§ **What is expected**:
In the records below, pick out all lines containing the word "Vaccination".

---------- Available records

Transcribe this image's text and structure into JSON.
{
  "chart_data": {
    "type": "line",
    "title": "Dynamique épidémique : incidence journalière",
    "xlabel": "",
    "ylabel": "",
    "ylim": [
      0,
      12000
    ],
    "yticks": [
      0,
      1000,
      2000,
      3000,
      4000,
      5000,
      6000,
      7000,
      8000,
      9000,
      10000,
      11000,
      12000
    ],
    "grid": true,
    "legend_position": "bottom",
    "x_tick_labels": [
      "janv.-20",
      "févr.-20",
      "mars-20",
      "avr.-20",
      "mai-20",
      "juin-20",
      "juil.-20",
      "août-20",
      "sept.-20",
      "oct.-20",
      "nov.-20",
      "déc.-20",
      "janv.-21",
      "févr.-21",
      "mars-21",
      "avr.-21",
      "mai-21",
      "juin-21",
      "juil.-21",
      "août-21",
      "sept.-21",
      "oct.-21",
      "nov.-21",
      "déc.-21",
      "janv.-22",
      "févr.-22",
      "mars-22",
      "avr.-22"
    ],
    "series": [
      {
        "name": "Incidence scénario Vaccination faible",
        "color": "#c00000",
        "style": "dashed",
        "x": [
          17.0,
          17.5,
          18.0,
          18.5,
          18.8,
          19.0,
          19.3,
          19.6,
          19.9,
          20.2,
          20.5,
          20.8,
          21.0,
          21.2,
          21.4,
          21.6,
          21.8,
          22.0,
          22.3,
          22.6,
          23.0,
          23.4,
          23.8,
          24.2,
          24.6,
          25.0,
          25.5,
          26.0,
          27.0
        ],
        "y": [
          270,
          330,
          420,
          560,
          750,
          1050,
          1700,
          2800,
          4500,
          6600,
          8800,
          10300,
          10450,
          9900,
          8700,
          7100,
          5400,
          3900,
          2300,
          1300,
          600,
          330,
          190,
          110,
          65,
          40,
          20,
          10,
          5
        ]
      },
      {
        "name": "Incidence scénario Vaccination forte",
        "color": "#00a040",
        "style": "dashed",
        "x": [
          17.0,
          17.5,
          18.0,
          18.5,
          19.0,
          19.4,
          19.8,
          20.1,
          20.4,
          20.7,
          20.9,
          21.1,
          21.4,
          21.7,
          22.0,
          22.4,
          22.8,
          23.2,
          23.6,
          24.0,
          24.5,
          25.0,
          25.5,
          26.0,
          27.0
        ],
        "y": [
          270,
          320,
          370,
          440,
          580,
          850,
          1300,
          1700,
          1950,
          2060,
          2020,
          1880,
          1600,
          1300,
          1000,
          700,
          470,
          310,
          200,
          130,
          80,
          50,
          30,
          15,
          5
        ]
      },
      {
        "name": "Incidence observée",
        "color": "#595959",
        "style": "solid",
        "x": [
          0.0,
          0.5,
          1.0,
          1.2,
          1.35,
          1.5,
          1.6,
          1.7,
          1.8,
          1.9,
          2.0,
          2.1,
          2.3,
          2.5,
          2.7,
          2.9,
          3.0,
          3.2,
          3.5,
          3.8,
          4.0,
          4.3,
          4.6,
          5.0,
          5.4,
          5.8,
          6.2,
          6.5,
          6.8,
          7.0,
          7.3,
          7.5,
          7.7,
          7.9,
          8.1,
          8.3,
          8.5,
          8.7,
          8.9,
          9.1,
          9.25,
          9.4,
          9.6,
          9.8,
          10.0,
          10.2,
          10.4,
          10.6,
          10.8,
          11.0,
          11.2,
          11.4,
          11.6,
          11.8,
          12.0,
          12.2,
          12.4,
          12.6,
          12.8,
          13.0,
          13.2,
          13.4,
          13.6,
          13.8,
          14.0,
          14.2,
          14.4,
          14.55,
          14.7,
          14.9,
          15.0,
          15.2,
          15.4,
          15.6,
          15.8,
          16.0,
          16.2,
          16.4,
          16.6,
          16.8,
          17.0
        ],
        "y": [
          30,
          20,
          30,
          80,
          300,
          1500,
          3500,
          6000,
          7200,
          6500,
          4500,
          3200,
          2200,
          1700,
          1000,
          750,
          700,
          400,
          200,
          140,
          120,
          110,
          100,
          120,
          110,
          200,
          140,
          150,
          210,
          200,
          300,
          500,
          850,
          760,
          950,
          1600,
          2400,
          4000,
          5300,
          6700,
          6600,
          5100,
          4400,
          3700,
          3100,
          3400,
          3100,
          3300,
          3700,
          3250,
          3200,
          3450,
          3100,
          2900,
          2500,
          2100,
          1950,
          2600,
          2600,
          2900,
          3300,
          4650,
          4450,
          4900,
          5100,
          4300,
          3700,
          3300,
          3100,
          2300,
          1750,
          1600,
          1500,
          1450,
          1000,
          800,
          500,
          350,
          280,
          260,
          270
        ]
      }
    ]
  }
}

--------------------

§ **Result of this exercise**:
        "name": "Incidence scénario Vaccination faible",
        "name": "Incidence scénario Vaccination forte",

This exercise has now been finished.